REQUEST -
Quote the records below word for word, leaving out no line.

----------------

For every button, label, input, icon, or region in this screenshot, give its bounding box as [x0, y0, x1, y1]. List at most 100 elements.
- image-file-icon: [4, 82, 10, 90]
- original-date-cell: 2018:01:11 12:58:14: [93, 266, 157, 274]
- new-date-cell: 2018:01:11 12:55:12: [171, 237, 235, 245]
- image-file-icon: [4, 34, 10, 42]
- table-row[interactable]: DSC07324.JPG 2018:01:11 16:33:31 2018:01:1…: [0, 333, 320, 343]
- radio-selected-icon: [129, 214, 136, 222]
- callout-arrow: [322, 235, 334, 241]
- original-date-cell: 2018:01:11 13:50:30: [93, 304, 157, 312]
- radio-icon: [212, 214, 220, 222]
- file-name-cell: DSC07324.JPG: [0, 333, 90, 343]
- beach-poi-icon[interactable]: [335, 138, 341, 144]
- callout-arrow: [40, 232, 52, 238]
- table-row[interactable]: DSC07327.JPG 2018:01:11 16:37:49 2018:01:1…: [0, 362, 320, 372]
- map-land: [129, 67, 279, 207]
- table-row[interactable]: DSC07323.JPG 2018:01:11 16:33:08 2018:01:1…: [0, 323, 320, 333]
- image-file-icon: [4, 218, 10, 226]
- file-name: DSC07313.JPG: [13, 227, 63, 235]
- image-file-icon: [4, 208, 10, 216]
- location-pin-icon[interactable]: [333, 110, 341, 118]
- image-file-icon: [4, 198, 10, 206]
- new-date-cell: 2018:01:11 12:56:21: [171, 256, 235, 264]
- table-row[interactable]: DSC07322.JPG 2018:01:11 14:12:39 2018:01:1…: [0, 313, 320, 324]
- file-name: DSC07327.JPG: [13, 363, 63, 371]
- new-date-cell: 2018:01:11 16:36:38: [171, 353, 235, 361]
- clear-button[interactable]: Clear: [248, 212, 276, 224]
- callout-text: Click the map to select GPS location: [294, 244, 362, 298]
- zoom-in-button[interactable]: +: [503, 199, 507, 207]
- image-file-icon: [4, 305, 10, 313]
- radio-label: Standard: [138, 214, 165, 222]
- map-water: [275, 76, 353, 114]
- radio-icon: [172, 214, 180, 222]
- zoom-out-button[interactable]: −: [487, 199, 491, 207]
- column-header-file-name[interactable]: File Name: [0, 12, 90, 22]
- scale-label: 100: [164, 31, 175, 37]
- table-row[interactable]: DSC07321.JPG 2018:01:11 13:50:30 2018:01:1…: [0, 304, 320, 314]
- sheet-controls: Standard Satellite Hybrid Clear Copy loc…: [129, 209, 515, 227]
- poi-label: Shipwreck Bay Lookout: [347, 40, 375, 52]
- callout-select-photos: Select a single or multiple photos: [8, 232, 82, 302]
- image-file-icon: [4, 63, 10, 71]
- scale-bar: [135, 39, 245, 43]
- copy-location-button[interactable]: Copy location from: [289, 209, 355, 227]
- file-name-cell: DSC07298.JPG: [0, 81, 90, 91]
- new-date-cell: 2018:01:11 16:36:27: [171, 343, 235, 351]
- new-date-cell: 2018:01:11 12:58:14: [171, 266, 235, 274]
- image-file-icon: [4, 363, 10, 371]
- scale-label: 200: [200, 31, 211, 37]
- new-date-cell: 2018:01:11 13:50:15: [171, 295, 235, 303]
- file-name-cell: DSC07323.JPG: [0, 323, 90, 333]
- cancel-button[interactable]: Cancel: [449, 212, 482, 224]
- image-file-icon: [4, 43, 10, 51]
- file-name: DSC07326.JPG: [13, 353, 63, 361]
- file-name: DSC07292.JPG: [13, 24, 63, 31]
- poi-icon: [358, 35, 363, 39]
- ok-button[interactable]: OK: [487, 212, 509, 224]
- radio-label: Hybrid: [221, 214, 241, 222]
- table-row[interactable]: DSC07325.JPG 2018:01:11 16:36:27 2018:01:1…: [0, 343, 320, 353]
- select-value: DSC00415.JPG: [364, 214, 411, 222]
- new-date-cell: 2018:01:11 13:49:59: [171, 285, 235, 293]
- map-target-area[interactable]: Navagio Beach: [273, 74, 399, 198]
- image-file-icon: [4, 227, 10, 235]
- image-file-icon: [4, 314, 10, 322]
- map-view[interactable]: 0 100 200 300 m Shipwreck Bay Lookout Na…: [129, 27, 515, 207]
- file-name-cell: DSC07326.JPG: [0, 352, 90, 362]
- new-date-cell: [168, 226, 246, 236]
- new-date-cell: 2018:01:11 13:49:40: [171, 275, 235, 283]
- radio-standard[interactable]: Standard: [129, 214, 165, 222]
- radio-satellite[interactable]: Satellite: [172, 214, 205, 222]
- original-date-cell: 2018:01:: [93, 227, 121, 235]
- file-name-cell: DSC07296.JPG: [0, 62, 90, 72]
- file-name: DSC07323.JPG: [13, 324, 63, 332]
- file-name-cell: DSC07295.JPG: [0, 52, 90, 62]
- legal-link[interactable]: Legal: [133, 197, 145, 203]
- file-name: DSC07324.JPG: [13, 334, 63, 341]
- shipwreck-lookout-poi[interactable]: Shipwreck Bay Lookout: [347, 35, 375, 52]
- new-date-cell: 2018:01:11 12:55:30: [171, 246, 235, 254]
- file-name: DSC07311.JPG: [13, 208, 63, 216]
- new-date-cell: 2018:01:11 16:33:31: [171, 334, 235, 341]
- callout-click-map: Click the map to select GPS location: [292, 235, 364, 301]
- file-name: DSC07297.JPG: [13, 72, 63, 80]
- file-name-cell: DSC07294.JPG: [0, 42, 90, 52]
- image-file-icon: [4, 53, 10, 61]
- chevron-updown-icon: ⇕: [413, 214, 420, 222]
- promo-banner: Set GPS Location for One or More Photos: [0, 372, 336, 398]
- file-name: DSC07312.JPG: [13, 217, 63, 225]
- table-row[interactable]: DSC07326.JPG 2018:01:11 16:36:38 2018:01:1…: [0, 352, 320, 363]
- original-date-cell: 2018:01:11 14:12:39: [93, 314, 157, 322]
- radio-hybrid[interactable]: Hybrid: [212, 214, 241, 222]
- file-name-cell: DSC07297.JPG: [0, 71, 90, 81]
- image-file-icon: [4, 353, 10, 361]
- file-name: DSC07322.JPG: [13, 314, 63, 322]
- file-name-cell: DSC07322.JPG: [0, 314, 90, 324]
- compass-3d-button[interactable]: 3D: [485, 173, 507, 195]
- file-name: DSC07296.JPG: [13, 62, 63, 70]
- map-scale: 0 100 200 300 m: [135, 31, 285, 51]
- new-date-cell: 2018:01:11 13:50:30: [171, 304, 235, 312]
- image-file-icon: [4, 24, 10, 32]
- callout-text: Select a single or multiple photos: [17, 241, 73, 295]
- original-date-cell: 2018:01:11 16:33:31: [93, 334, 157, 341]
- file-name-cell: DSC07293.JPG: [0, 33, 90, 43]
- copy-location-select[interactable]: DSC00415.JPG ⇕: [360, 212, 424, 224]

----------------

ANSWER IN FULL -
For every button, label, input, icon, or region in this screenshot, give its bounding box as [x0, y0, x1, y1]. List at most 100 elements.
- image-file-icon: [4, 82, 10, 90]
- original-date-cell: 2018:01:11 12:58:14: [93, 266, 157, 274]
- new-date-cell: 2018:01:11 12:55:12: [171, 237, 235, 245]
- image-file-icon: [4, 34, 10, 42]
- table-row[interactable]: DSC07324.JPG 2018:01:11 16:33:31 2018:01:1…: [0, 333, 320, 343]
- radio-selected-icon: [129, 214, 136, 222]
- callout-arrow: [322, 235, 334, 241]
- original-date-cell: 2018:01:11 13:50:30: [93, 304, 157, 312]
- radio-icon: [212, 214, 220, 222]
- file-name-cell: DSC07324.JPG: [0, 333, 90, 343]
- beach-poi-icon[interactable]: [335, 138, 341, 144]
- callout-arrow: [40, 232, 52, 238]
- table-row[interactable]: DSC07327.JPG 2018:01:11 16:37:49 2018:01:1…: [0, 362, 320, 372]
- map-land: [129, 67, 279, 207]
- table-row[interactable]: DSC07323.JPG 2018:01:11 16:33:08 2018:01:1…: [0, 323, 320, 333]
- image-file-icon: [4, 218, 10, 226]
- file-name: DSC07313.JPG: [13, 227, 63, 235]
- image-file-icon: [4, 208, 10, 216]
- location-pin-icon[interactable]: [333, 110, 341, 118]
- image-file-icon: [4, 198, 10, 206]
- new-date-cell: 2018:01:11 12:56:21: [171, 256, 235, 264]
- table-row[interactable]: DSC07322.JPG 2018:01:11 14:12:39 2018:01:1…: [0, 313, 320, 324]
- file-name: DSC07327.JPG: [13, 363, 63, 371]
- new-date-cell: 2018:01:11 16:36:38: [171, 353, 235, 361]
- clear-button[interactable]: Clear: [248, 212, 276, 224]
- callout-text: Click the map to select GPS location: [294, 244, 362, 298]
- zoom-in-button[interactable]: +: [503, 199, 507, 207]
- image-file-icon: [4, 305, 10, 313]
- radio-label: Standard: [138, 214, 165, 222]
- map-water: [275, 76, 353, 114]
- radio-icon: [172, 214, 180, 222]
- zoom-out-button[interactable]: −: [487, 199, 491, 207]
- column-header-file-name[interactable]: File Name: [0, 12, 90, 22]
- scale-label: 100: [164, 31, 175, 37]
- table-row[interactable]: DSC07321.JPG 2018:01:11 13:50:30 2018:01:1…: [0, 304, 320, 314]
- sheet-controls: Standard Satellite Hybrid Clear Copy loc…: [129, 209, 515, 227]
- poi-label: Shipwreck Bay Lookout: [347, 40, 375, 52]
- callout-select-photos: Select a single or multiple photos: [8, 232, 82, 302]
- image-file-icon: [4, 63, 10, 71]
- scale-bar: [135, 39, 245, 43]
- copy-location-button[interactable]: Copy location from: [289, 209, 355, 227]
- file-name-cell: DSC07298.JPG: [0, 81, 90, 91]
- new-date-cell: 2018:01:11 16:36:27: [171, 343, 235, 351]
- new-date-cell: 2018:01:11 12:58:14: [171, 266, 235, 274]
- image-file-icon: [4, 363, 10, 371]
- scale-label: 200: [200, 31, 211, 37]
- new-date-cell: 2018:01:11 13:50:15: [171, 295, 235, 303]
- file-name-cell: DSC07323.JPG: [0, 323, 90, 333]
- cancel-button[interactable]: Cancel: [449, 212, 482, 224]
- image-file-icon: [4, 43, 10, 51]
- file-name: DSC07326.JPG: [13, 353, 63, 361]
- file-name: DSC07292.JPG: [13, 24, 63, 31]
- poi-icon: [358, 35, 363, 39]
- ok-button[interactable]: OK: [487, 212, 509, 224]
- radio-label: Hybrid: [221, 214, 241, 222]
- table-row[interactable]: DSC07325.JPG 2018:01:11 16:36:27 2018:01:1…: [0, 343, 320, 353]
- select-value: DSC00415.JPG: [364, 214, 411, 222]
- new-date-cell: 2018:01:11 13:49:59: [171, 285, 235, 293]
- map-target-area[interactable]: Navagio Beach: [273, 74, 399, 198]
- image-file-icon: [4, 227, 10, 235]
- image-file-icon: [4, 314, 10, 322]
- map-view[interactable]: 0 100 200 300 m Shipwreck Bay Lookout Na…: [129, 27, 515, 207]
- file-name-cell: DSC07326.JPG: [0, 352, 90, 362]
- new-date-cell: [168, 226, 246, 236]
- new-date-cell: 2018:01:11 13:49:40: [171, 275, 235, 283]
- radio-standard[interactable]: Standard: [129, 214, 165, 222]
- radio-satellite[interactable]: Satellite: [172, 214, 205, 222]
- original-date-cell: 2018:01:: [93, 227, 121, 235]
- file-name-cell: DSC07296.JPG: [0, 62, 90, 72]
- file-name: DSC07323.JPG: [13, 324, 63, 332]
- file-name-cell: DSC07295.JPG: [0, 52, 90, 62]
- legal-link[interactable]: Legal: [133, 197, 145, 203]
- file-name: DSC07324.JPG: [13, 334, 63, 341]
- shipwreck-lookout-poi[interactable]: Shipwreck Bay Lookout: [347, 35, 375, 52]
- new-date-cell: 2018:01:11 12:55:30: [171, 246, 235, 254]
- file-name: DSC07311.JPG: [13, 208, 63, 216]
- new-date-cell: 2018:01:11 16:33:31: [171, 334, 235, 341]
- callout-click-map: Click the map to select GPS location: [292, 235, 364, 301]
- file-name: DSC07297.JPG: [13, 72, 63, 80]
- file-name-cell: DSC07294.JPG: [0, 42, 90, 52]
- image-file-icon: [4, 53, 10, 61]
- chevron-updown-icon: ⇕: [413, 214, 420, 222]
- promo-banner: Set GPS Location for One or More Photos: [0, 372, 336, 398]
- file-name: DSC07312.JPG: [13, 217, 63, 225]
- table-row[interactable]: DSC07326.JPG 2018:01:11 16:36:38 2018:01:1…: [0, 352, 320, 363]
- original-date-cell: 2018:01:11 14:12:39: [93, 314, 157, 322]
- radio-hybrid[interactable]: Hybrid: [212, 214, 241, 222]
- file-name-cell: DSC07297.JPG: [0, 71, 90, 81]
- image-file-icon: [4, 353, 10, 361]
- file-name: DSC07322.JPG: [13, 314, 63, 322]
- file-name-cell: DSC07322.JPG: [0, 314, 90, 324]
- compass-3d-button[interactable]: 3D: [485, 173, 507, 195]
- file-name: DSC07296.JPG: [13, 62, 63, 70]
- map-scale: 0 100 200 300 m: [135, 31, 285, 51]
- new-date-cell: 2018:01:11 13:50:30: [171, 304, 235, 312]
- image-file-icon: [4, 24, 10, 32]
- callout-text: Select a single or multiple photos: [17, 241, 73, 295]
- original-date-cell: 2018:01:11 16:33:31: [93, 334, 157, 341]
- file-name-cell: DSC07293.JPG: [0, 33, 90, 43]
- copy-location-select[interactable]: DSC00415.JPG ⇕: [360, 212, 424, 224]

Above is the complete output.